» Working data
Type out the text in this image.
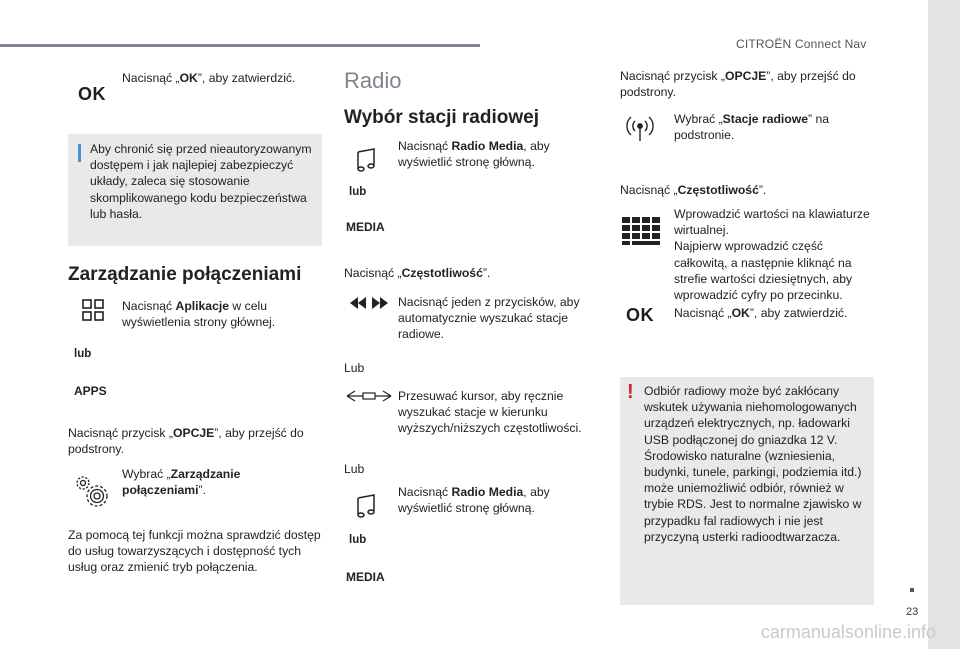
CITROËN Connect Nav
23
OK
Nacisnąć „OK”, aby zatwierdzić.
Aby chronić się przed nieautoryzowanym dostępem i jak najlepiej zabezpieczyć układy, zaleca się stosowanie skomplikowanego kodu bezpieczeństwa lub hasła.
Zarządzanie połączeniami
Nacisnąć Aplikacje w celu wyświetlenia strony głównej.
lub
APPS
Nacisnąć przycisk „OPCJE”, aby przejść do podstrony.
Wybrać „Zarządzanie połączeniami”.
Za pomocą tej funkcji można sprawdzić dostęp do usług towarzyszących i dostępność tych usług oraz zmienić tryb połączenia.
Radio
Wybór stacji radiowej
Nacisnąć Radio Media, aby wyświetlić stronę główną.
lub
MEDIA
Nacisnąć „Częstotliwość”.
Nacisnąć jeden z przycisków, aby automatycznie wyszukać stacje radiowe.
Lub
Przesuwać kursor, aby ręcznie wyszukać stacje w kierunku wyższych/niższych częstotliwości.
Lub
Nacisnąć Radio Media, aby wyświetlić stronę główną.
lub
MEDIA
Nacisnąć przycisk „OPCJE”, aby przejść do podstrony.
Wybrać „Stacje radiowe” na podstronie.
Nacisnąć „Częstotliwość”.
Wprowadzić wartości na klawiaturze wirtualnej.
Najpierw wprowadzić część całkowitą, a następnie kliknąć na strefie wartości dziesiętnych, aby wprowadzić cyfry po przecinku.
OK Nacisnąć „OK”, aby zatwierdzić.
! Odbiór radiowy może być zakłócany wskutek używania niehomologowanych urządzeń elektrycznych, np. ładowarki USB podłączonej do gniazdka 12 V. Środowisko naturalne (wzniesienia, budynki, tunele, parkingi, podziemia itd.) może uniemożliwić odbiór, również w trybie RDS. Jest to normalne zjawisko w przypadku fal radiowych i nie jest przyczyną usterki radioodtwarzacza.
carmanualsonline.info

» Written instruction
In the entries above, find each line with the string "Nacisnąć" and copy it.

» Result of this exercise
Nacisnąć „OK”, aby zatwierdzić.
Nacisnąć Aplikacje w celu wyświetlenia strony głównej.
Nacisnąć przycisk „OPCJE”, aby przejść do podstrony.
Nacisnąć Radio Media, aby wyświetlić stronę główną.
Nacisnąć „Częstotliwość”.
Nacisnąć jeden z przycisków, aby automatycznie wyszukać stacje radiowe.
Nacisnąć Radio Media, aby wyświetlić stronę główną.
Nacisnąć przycisk „OPCJE”, aby przejść do podstrony.
Nacisnąć „Częstotliwość”.
OK Nacisnąć „OK”, aby zatwierdzić.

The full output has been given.